Stored data

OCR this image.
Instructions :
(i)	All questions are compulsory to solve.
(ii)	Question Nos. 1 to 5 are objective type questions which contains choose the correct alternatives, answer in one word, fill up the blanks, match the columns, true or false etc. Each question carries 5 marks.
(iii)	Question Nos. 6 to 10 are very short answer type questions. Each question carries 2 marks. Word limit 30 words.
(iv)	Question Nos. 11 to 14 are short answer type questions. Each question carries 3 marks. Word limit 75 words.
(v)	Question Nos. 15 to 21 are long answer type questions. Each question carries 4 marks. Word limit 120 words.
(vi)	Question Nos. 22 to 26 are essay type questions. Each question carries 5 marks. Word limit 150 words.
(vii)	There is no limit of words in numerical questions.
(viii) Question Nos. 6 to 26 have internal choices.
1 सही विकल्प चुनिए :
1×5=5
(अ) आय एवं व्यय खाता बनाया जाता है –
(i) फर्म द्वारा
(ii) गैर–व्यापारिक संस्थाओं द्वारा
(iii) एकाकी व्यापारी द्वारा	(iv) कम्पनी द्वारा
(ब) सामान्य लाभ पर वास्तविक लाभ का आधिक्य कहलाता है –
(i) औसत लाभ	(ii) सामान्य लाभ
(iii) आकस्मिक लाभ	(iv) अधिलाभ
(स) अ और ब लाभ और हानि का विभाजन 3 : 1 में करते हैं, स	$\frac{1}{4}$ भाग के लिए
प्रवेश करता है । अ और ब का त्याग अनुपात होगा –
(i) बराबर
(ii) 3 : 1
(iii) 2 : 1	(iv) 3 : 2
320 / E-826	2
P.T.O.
--
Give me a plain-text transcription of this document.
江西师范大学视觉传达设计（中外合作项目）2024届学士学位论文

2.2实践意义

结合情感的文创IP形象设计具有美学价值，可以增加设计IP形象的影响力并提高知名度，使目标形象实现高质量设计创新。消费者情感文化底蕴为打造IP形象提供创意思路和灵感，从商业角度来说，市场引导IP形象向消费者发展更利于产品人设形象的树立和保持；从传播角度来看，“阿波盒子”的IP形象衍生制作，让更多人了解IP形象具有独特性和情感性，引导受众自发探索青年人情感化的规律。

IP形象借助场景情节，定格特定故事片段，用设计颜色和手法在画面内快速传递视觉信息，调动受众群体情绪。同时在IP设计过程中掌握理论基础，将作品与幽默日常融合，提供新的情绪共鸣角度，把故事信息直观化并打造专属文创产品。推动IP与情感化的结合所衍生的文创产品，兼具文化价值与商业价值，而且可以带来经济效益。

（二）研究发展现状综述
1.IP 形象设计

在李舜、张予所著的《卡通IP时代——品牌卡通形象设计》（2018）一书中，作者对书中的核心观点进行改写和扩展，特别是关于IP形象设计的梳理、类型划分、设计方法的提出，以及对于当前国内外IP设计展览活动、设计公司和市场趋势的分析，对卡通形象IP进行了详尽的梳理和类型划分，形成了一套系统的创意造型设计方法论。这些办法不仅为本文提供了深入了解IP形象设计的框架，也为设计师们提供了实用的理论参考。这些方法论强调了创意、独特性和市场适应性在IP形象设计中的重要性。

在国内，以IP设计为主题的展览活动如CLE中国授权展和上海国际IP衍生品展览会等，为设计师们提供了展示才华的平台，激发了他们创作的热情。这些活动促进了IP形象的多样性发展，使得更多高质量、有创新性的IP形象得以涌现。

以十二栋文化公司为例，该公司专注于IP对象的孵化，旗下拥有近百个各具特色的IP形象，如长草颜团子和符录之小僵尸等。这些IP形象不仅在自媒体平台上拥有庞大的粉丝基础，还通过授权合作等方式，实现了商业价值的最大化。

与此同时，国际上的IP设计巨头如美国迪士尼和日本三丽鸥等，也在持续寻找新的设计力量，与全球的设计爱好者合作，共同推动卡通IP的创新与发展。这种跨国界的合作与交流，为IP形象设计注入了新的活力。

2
* * *
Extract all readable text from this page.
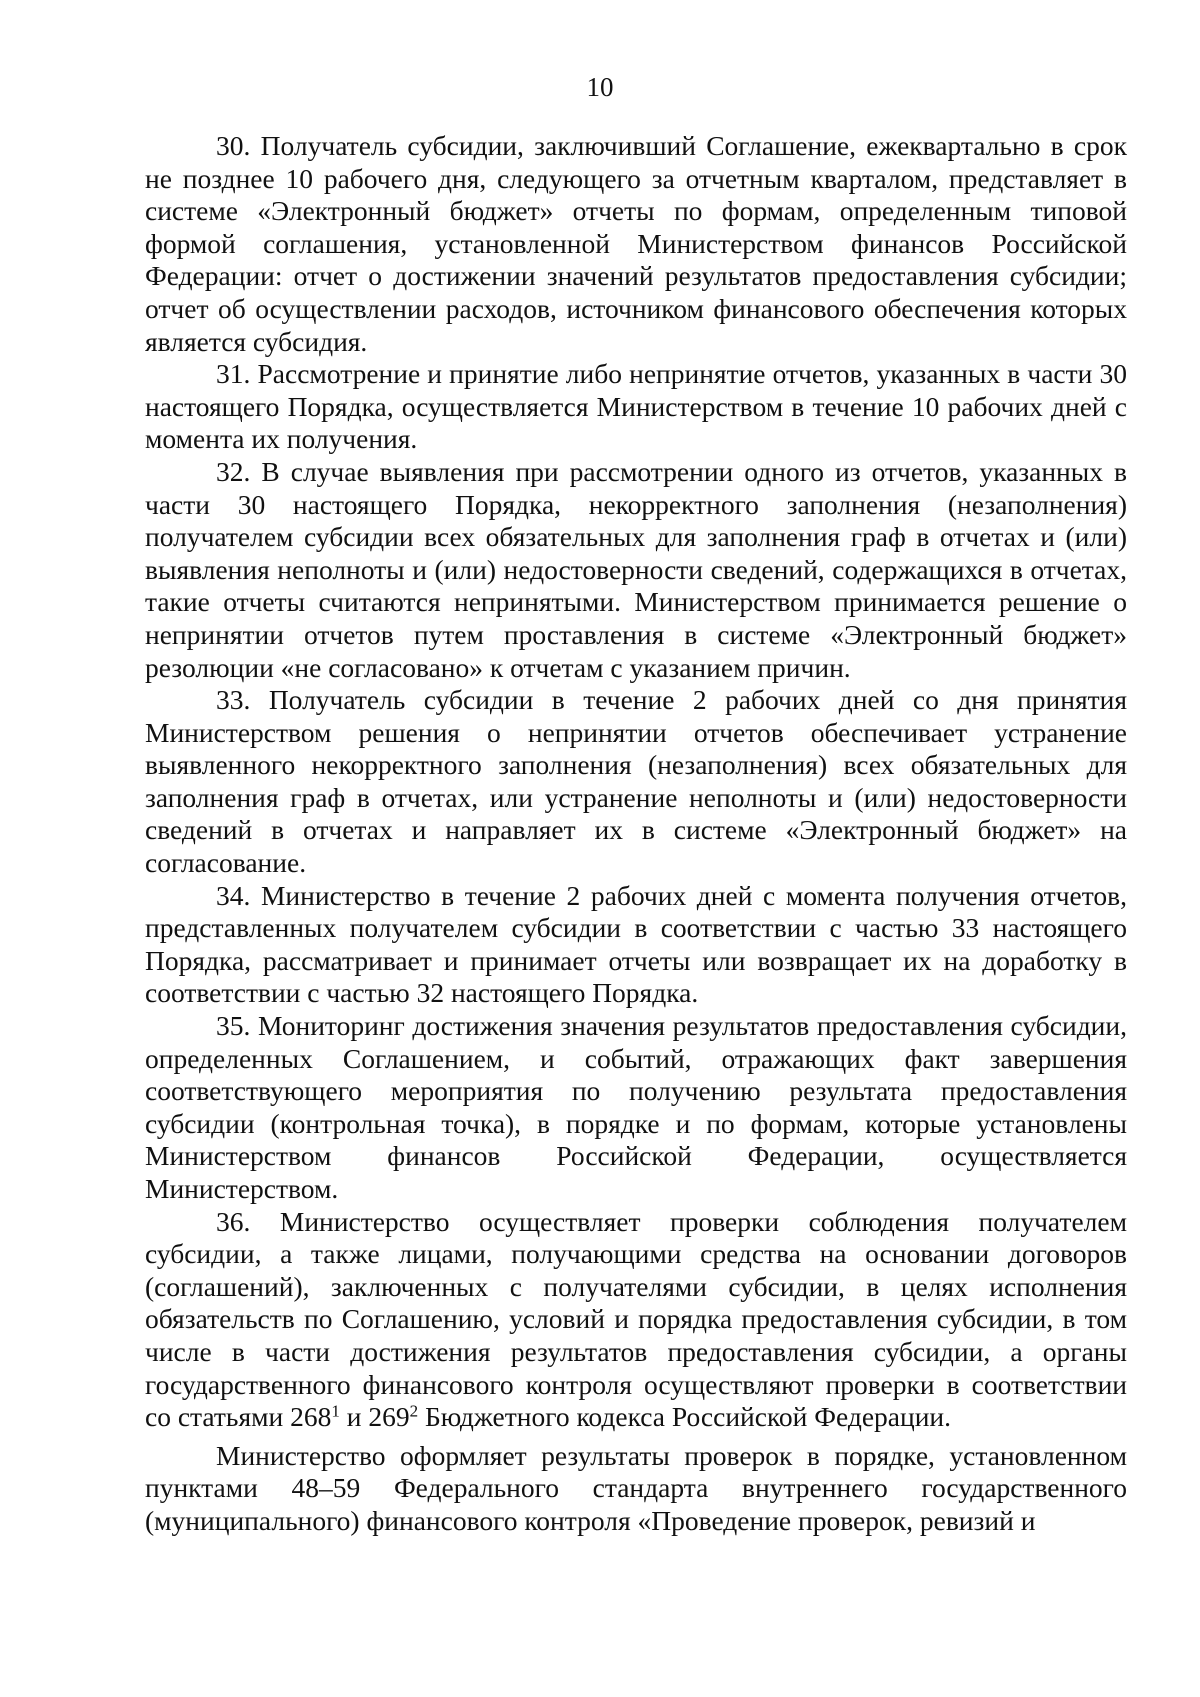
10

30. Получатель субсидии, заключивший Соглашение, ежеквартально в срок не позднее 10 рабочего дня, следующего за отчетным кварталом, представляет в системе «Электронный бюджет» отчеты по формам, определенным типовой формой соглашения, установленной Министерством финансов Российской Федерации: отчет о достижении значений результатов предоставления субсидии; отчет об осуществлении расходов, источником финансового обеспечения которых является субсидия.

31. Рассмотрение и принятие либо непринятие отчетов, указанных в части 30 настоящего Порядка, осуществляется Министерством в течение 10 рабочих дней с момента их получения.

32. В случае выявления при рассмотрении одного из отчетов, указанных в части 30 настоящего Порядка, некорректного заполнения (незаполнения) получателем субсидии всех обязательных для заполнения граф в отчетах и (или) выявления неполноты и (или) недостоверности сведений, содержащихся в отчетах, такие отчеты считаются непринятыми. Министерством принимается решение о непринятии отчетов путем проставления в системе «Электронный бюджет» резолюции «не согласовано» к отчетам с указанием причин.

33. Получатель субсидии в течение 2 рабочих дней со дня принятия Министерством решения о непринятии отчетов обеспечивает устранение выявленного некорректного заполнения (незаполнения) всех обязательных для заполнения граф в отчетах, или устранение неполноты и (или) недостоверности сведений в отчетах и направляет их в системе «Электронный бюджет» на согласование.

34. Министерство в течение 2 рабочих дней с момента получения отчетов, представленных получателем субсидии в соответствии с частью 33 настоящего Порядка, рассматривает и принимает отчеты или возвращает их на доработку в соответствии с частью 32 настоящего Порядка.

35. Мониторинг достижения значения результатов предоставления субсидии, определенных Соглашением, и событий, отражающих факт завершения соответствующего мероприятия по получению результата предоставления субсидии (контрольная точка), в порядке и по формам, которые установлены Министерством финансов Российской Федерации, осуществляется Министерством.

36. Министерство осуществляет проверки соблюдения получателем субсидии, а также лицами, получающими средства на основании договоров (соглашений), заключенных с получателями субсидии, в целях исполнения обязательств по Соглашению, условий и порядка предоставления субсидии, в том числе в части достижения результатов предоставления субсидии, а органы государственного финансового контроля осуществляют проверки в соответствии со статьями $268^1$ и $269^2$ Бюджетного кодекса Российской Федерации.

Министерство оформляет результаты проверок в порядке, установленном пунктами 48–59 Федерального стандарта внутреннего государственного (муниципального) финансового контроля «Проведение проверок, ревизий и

Problem requirements ▸
Only a number is wanted: how many lines contain "непринятии"?

Response to this task ▸
2